Write out the entire listing below exactly, with the pictures left out.

RECORDS
§ §

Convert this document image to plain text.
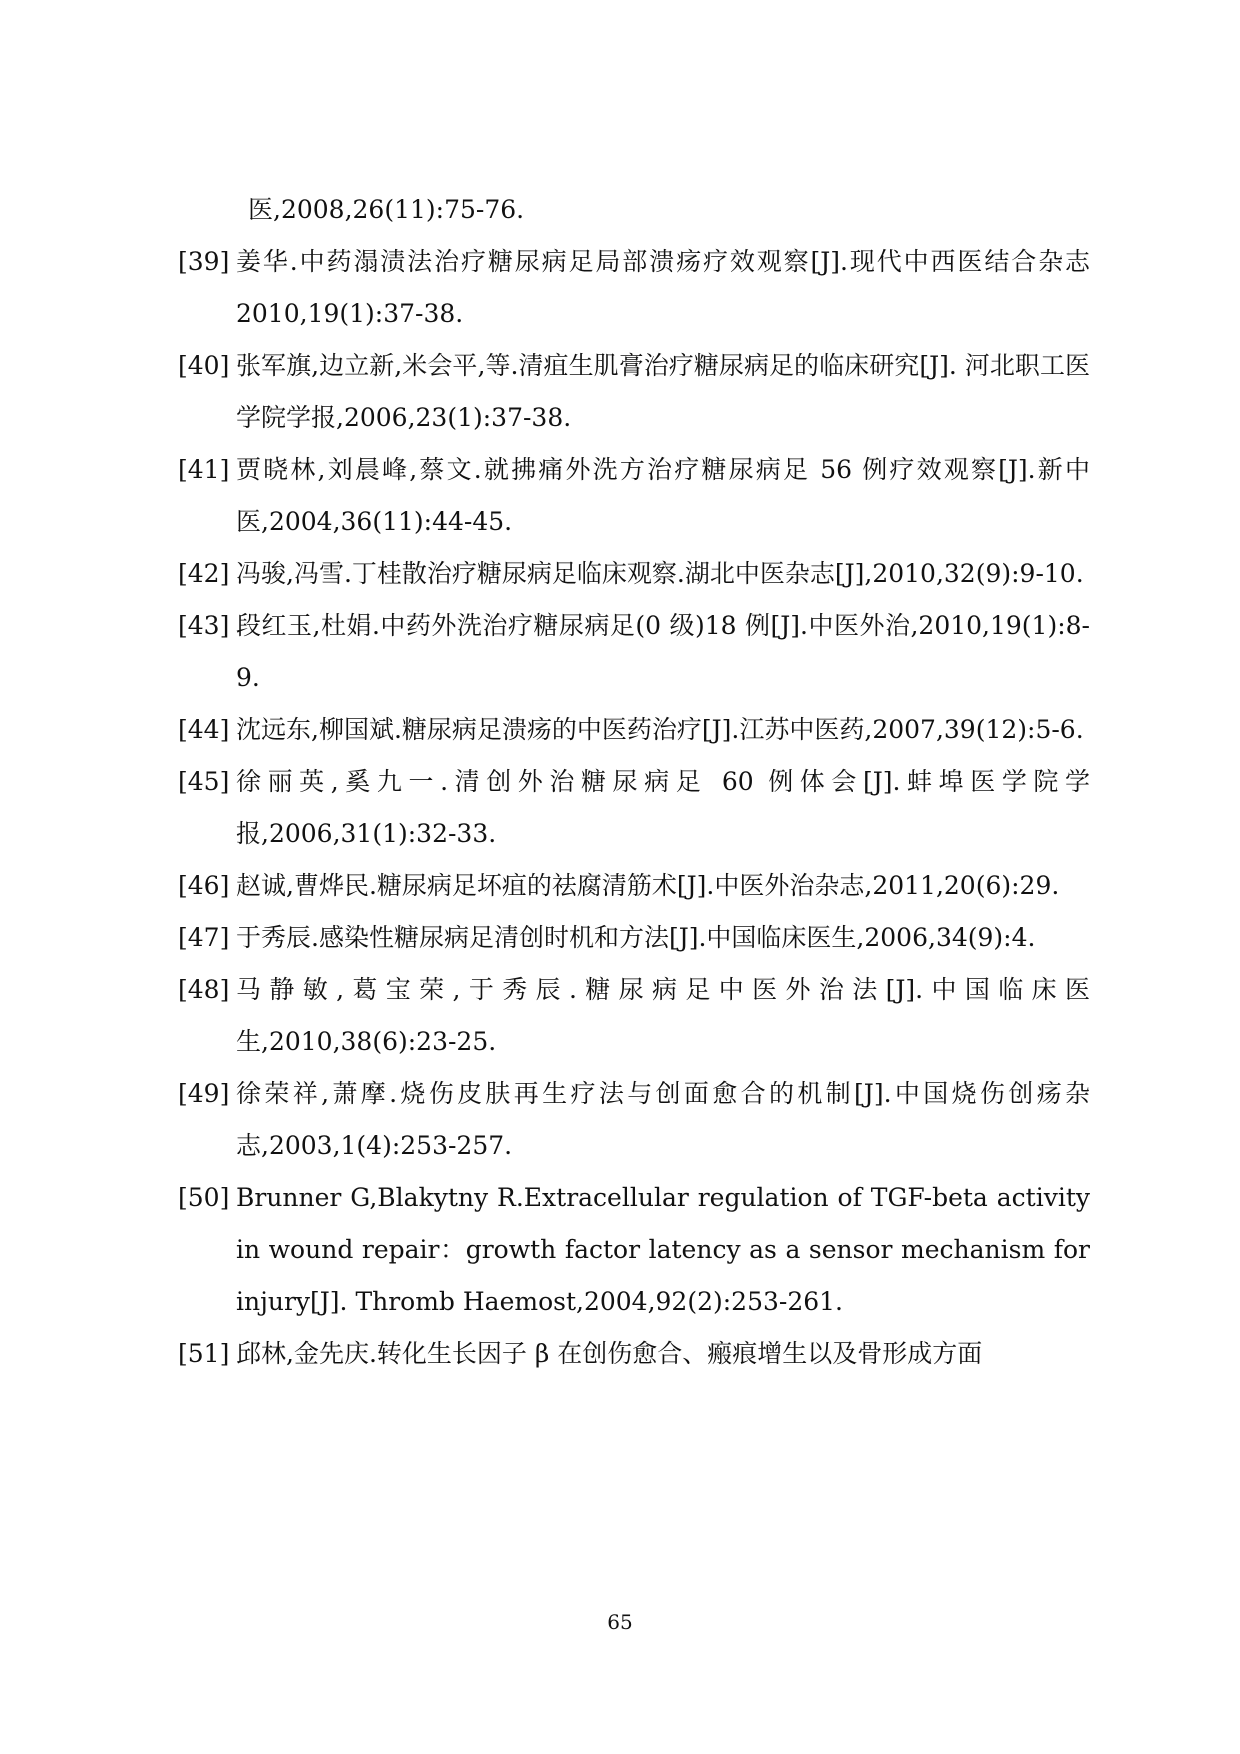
医,2008,26(11):75-76.
[39] 姜华.中药溻渍法治疗糖尿病足局部溃疡疗效观察[J].现代中西医结合杂志 2010,19(1):37-38.
[40] 张军旗,边立新,米会平,等.清疽生肌膏治疗糖尿病足的临床研究[J]. 河北职工医学院学报,2006,23(1):37-38.
[41] 贾晓林,刘晨峰,蔡文.就拂痛外洗方治疗糖尿病足 56 例疗效观察[J].新中医,2004,36(11):44-45.
[42] 冯骏,冯雪.丁桂散治疗糖尿病足临床观察.湖北中医杂志[J],2010,32(9):9-10.
[43] 段红玉,杜娟.中药外洗治疗糖尿病足(0 级)18 例[J].中医外治,2010,19(1):8-9.
[44] 沈远东,柳国斌.糖尿病足溃疡的中医药治疗[J].江苏中医药,2007,39(12):5-6.
[45] 徐丽英,奚九一.清创外治糖尿病足 60 例体会[J].蚌埠医学院学报,2006,31(1):32-33.
[46] 赵诚,曹烨民.糖尿病足坏疽的祛腐清筋术[J].中医外治杂志,2011,20(6):29.
[47] 于秀辰.感染性糖尿病足清创时机和方法[J].中国临床医生,2006,34(9):4.
[48] 马静敏,葛宝荣,于秀辰.糖尿病足中医外治法[J].中国临床医生,2010,38(6):23-25.
[49] 徐荣祥,萧摩.烧伤皮肤再生疗法与创面愈合的机制[J].中国烧伤创疡杂志,2003,1(4):253-257.
[50] Brunner G,Blakytny R.Extracellular regulation of TGF-beta activity in wound repair：growth factor latency as a sensor mechanism for injury[J]. Thromb Haemost,2004,92(2):253-261.
[51] 邱林,金先庆.转化生长因子 β 在创伤愈合、瘢痕增生以及骨形成方面
65
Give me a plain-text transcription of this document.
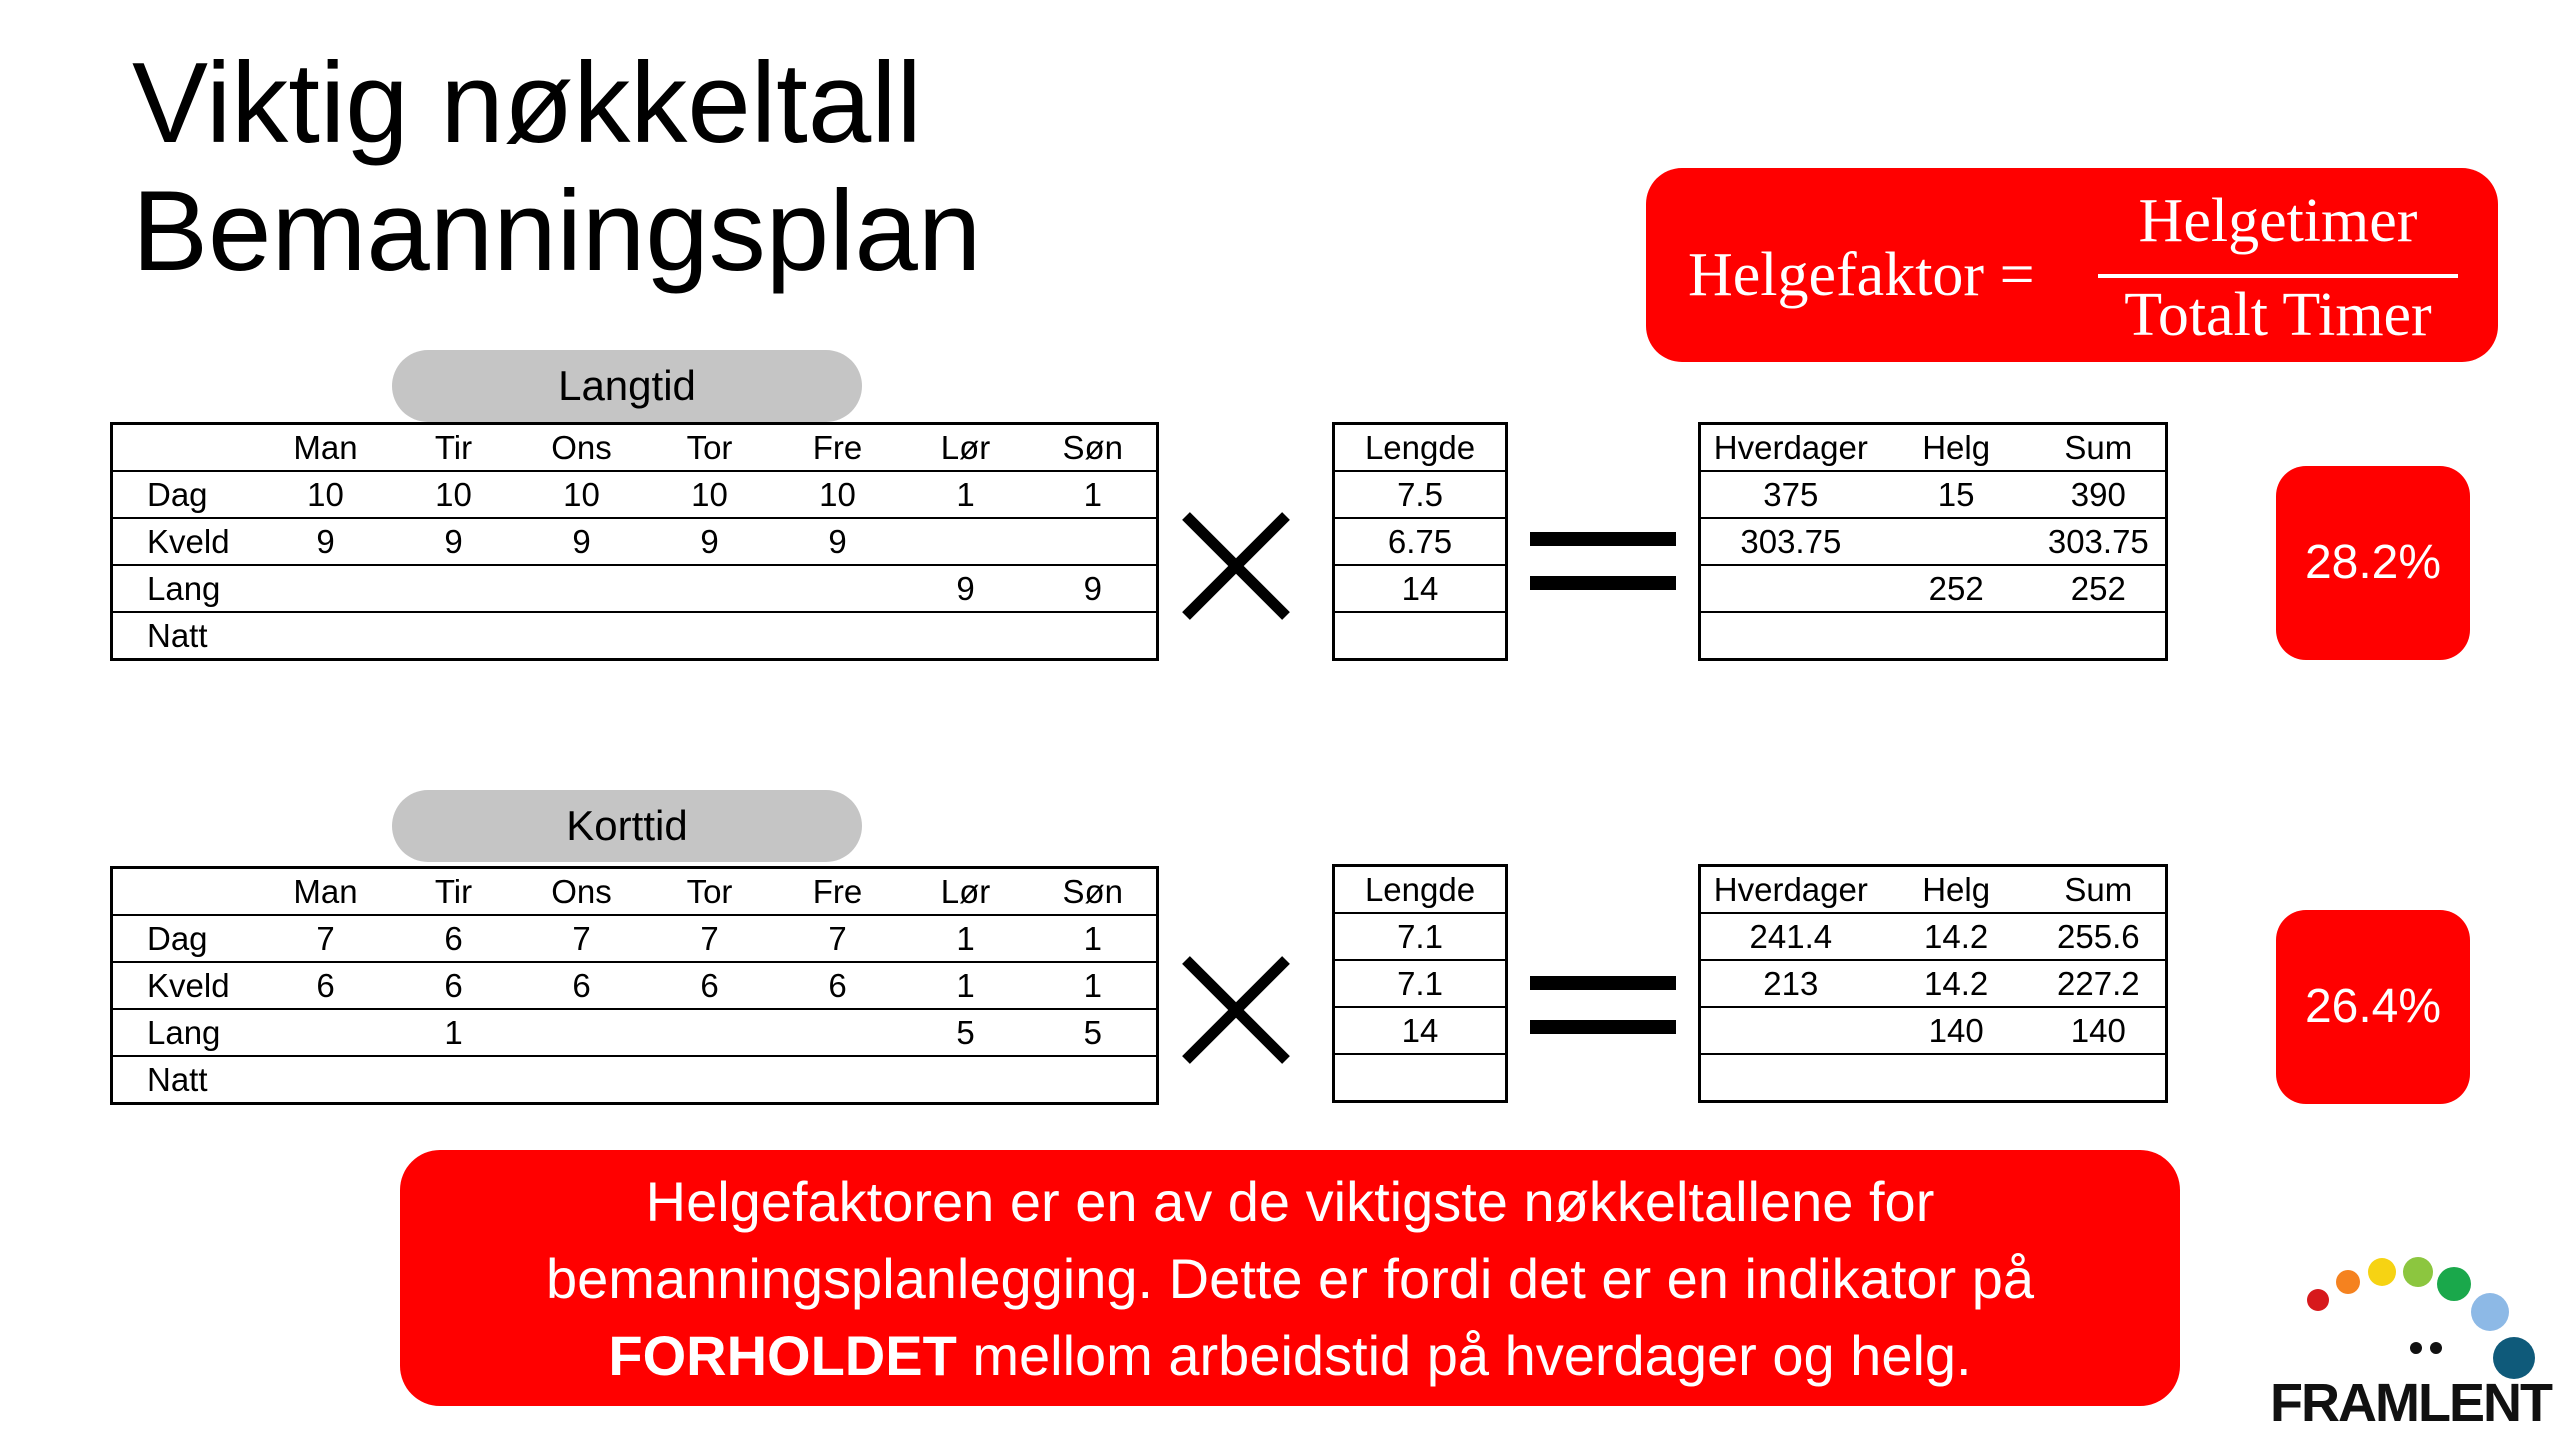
Viktig nøkkeltall
Bemanningsplan	Helgefaktor =
Helgetimer
Totalt Timer
Langtid
	Man	Tir	Ons	Tor	Fre	Lør	Søn
Dag	10	10	10	10	10	1	1
Kveld	9	9	9	9	9		
Lang						9	9
Natt							
Lengde
7.5
6.75
14

Hverdager	Helg	Sum
375	15	390
303.75		303.75
	252	252
			28.2%
Korttid
	Man	Tir	Ons	Tor	Fre	Lør	Søn
Dag	7	6	7	7	7	1	1
Kveld	6	6	6	6	6	1	1
Lang		1				5	5
Natt							
Lengde
7.1
7.1
14

Hverdager	Helg	Sum
241.4	14.2	255.6
213	14.2	227.2
	140	140
			26.4%
Helgefaktoren er en av de viktigste nøkkeltallene for
bemanningsplanlegging. Dette er fordi det er en indikator på
FORHOLDET mellom arbeidstid på hverdager og helg.
FRAMLENT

§ §

FINISHED ANSWER
Convert this document image to plain text.
医,2008,26(11):75-76.
[39] 姜华.中药溻渍法治疗糖尿病足局部溃疡疗效观察[J].现代中西医结合杂志 2010,19(1):37-38.
[40] 张军旗,边立新,米会平,等.清疽生肌膏治疗糖尿病足的临床研究[J]. 河北职工医学院学报,2006,23(1):37-38.
[41] 贾晓林,刘晨峰,蔡文.就拂痛外洗方治疗糖尿病足 56 例疗效观察[J].新中医,2004,36(11):44-45.
[42] 冯骏,冯雪.丁桂散治疗糖尿病足临床观察.湖北中医杂志[J],2010,32(9):9-10.
[43] 段红玉,杜娟.中药外洗治疗糖尿病足(0 级)18 例[J].中医外治,2010,19(1):8-9.
[44] 沈远东,柳国斌.糖尿病足溃疡的中医药治疗[J].江苏中医药,2007,39(12):5-6.
[45] 徐丽英,奚九一.清创外治糖尿病足 60 例体会[J].蚌埠医学院学报,2006,31(1):32-33.
[46] 赵诚,曹烨民.糖尿病足坏疽的祛腐清筋术[J].中医外治杂志,2011,20(6):29.
[47] 于秀辰.感染性糖尿病足清创时机和方法[J].中国临床医生,2006,34(9):4.
[48] 马静敏,葛宝荣,于秀辰.糖尿病足中医外治法[J].中国临床医生,2010,38(6):23-25.
[49] 徐荣祥,萧摩.烧伤皮肤再生疗法与创面愈合的机制[J].中国烧伤创疡杂志,2003,1(4):253-257.
[50] Brunner G,Blakytny R.Extracellular regulation of TGF-beta activity in wound repair：growth factor latency as a sensor mechanism for injury[J]. Thromb Haemost,2004,92(2):253-261.
[51] 邱林,金先庆.转化生长因子 β 在创伤愈合、瘢痕增生以及骨形成方面
65
Give me a plain-text transcription of this document.
Viktig nøkkeltall
Bemanningsplan	Helgefaktor =
Helgetimer
Totalt Timer
Langtid
	Man	Tir	Ons	Tor	Fre	Lør	Søn
Dag	10	10	10	10	10	1	1
Kveld	9	9	9	9	9		
Lang						9	9
Natt							
Lengde
7.5
6.75
14

Hverdager	Helg	Sum
375	15	390
303.75		303.75
	252	252
			28.2%
Korttid
	Man	Tir	Ons	Tor	Fre	Lør	Søn
Dag	7	6	7	7	7	1	1
Kveld	6	6	6	6	6	1	1
Lang		1				5	5
Natt							
Lengde
7.1
7.1
14

Hverdager	Helg	Sum
241.4	14.2	255.6
213	14.2	227.2
	140	140
			26.4%
Helgefaktoren er en av de viktigste nøkkeltallene for
bemanningsplanlegging. Dette er fordi det er en indikator på
FORHOLDET mellom arbeidstid på hverdager og helg.
FRAMLENT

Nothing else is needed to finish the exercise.